- [Dataset items]

################

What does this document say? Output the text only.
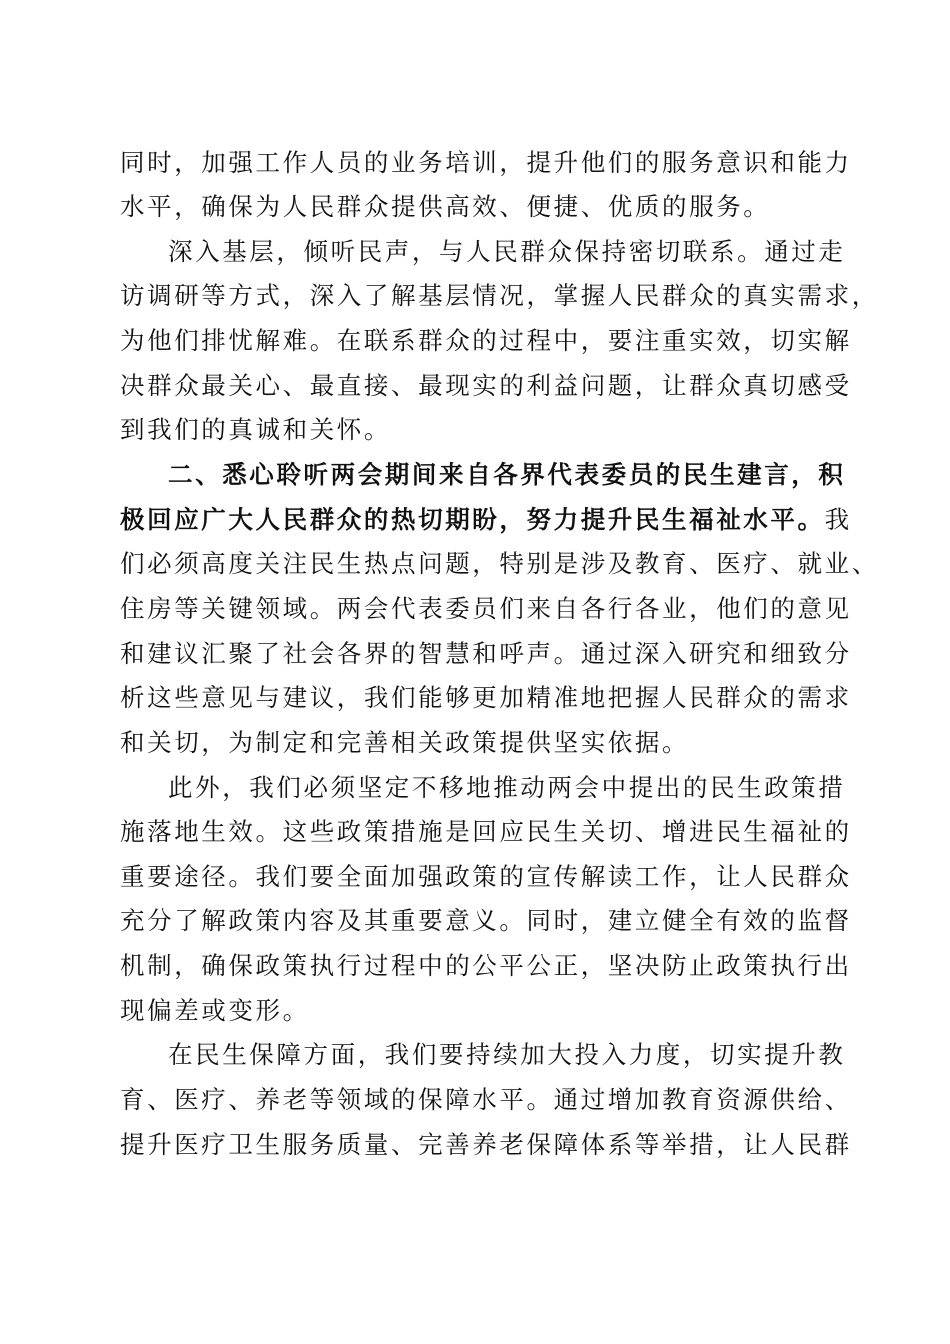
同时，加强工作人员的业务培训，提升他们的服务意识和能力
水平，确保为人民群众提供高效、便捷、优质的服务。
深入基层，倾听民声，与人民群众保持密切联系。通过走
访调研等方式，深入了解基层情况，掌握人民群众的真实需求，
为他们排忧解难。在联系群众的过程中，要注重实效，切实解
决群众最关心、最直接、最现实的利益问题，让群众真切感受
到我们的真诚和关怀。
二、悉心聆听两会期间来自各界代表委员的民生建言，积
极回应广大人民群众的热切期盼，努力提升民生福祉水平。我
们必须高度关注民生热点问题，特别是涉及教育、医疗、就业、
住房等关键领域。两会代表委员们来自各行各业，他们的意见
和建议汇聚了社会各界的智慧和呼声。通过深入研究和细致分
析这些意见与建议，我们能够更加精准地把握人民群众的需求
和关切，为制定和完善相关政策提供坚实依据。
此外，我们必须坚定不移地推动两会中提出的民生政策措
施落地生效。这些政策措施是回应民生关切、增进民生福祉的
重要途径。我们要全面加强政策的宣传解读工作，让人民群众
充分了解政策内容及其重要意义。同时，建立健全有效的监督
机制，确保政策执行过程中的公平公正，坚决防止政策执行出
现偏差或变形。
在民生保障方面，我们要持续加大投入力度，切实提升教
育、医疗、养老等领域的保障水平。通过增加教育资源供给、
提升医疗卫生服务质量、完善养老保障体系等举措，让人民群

################

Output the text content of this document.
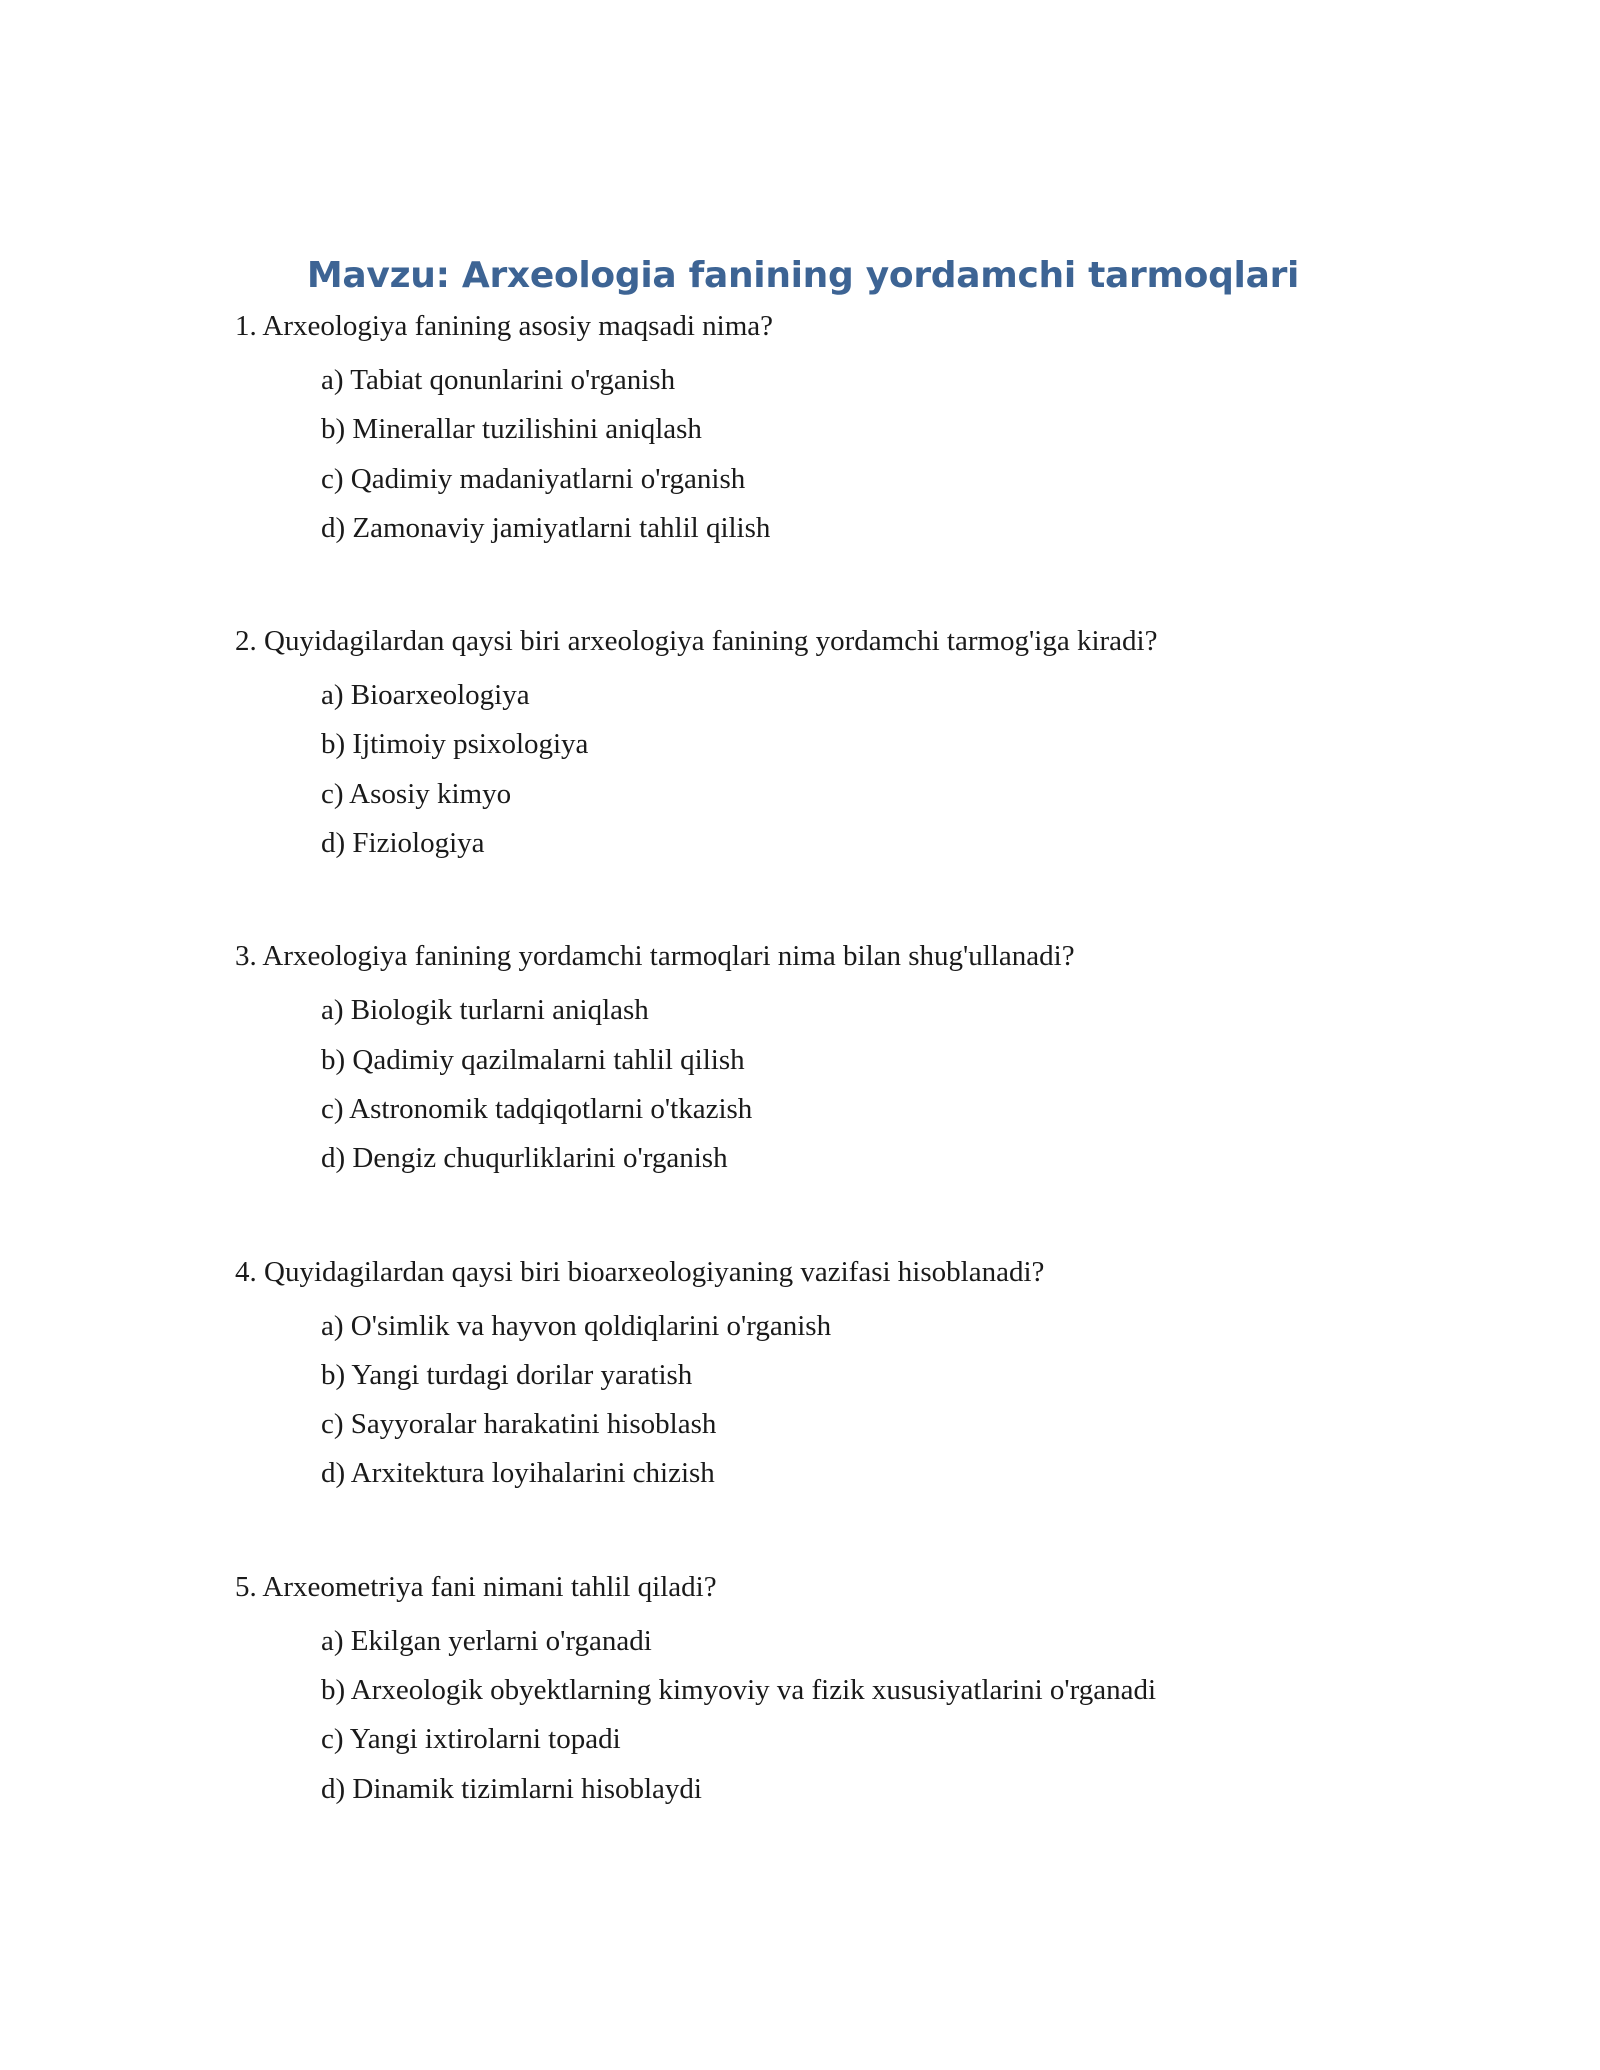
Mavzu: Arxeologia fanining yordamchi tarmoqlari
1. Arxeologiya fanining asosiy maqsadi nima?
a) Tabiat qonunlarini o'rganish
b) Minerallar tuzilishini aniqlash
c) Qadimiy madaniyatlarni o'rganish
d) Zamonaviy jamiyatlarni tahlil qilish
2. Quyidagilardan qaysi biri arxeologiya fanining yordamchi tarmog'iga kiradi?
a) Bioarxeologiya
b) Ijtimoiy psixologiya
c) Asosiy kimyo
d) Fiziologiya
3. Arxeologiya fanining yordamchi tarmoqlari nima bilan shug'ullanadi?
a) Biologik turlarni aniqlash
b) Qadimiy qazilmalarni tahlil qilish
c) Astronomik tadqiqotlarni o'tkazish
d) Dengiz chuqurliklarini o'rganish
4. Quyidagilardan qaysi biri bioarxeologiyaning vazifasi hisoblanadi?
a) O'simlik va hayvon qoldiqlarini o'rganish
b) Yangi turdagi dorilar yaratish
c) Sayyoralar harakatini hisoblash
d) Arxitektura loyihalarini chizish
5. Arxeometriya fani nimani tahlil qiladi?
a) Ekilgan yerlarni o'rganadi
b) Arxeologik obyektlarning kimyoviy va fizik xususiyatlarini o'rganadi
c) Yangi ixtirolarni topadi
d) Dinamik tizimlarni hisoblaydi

################

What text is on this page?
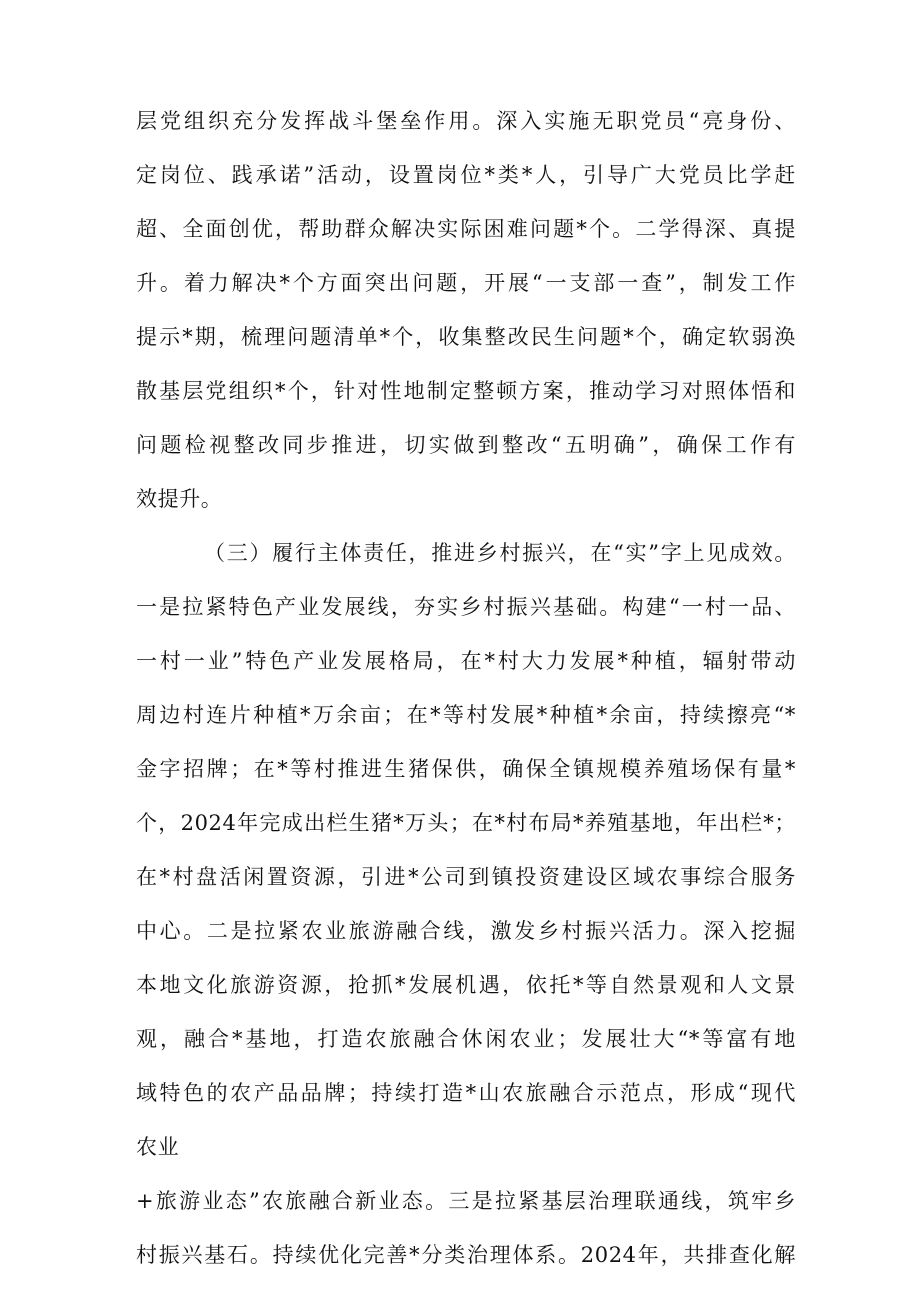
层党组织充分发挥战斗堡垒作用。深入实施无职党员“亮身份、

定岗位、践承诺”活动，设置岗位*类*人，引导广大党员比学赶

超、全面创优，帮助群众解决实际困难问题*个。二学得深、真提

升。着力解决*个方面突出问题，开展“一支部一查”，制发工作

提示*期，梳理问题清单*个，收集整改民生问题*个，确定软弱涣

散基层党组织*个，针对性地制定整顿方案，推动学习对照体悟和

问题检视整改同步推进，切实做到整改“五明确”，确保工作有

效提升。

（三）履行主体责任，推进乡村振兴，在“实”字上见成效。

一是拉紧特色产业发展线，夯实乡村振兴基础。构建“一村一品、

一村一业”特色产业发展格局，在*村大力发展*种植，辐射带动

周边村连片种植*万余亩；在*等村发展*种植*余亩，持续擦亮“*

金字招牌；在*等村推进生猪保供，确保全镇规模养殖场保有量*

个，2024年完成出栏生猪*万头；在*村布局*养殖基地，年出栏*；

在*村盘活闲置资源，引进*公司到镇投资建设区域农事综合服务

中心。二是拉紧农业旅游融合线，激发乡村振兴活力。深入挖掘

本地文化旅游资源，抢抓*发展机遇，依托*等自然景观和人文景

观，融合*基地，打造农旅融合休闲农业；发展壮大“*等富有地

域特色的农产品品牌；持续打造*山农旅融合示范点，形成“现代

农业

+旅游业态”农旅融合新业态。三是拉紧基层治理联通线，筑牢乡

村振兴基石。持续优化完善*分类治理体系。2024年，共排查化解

################

Lines of the material that contain the word "biri" are to be gathered.

- [Answer to the exercise]
2. Quyidagilardan qaysi biri arxeologiya fanining yordamchi tarmog'iga kiradi?
4. Quyidagilardan qaysi biri bioarxeologiyaning vazifasi hisoblanadi?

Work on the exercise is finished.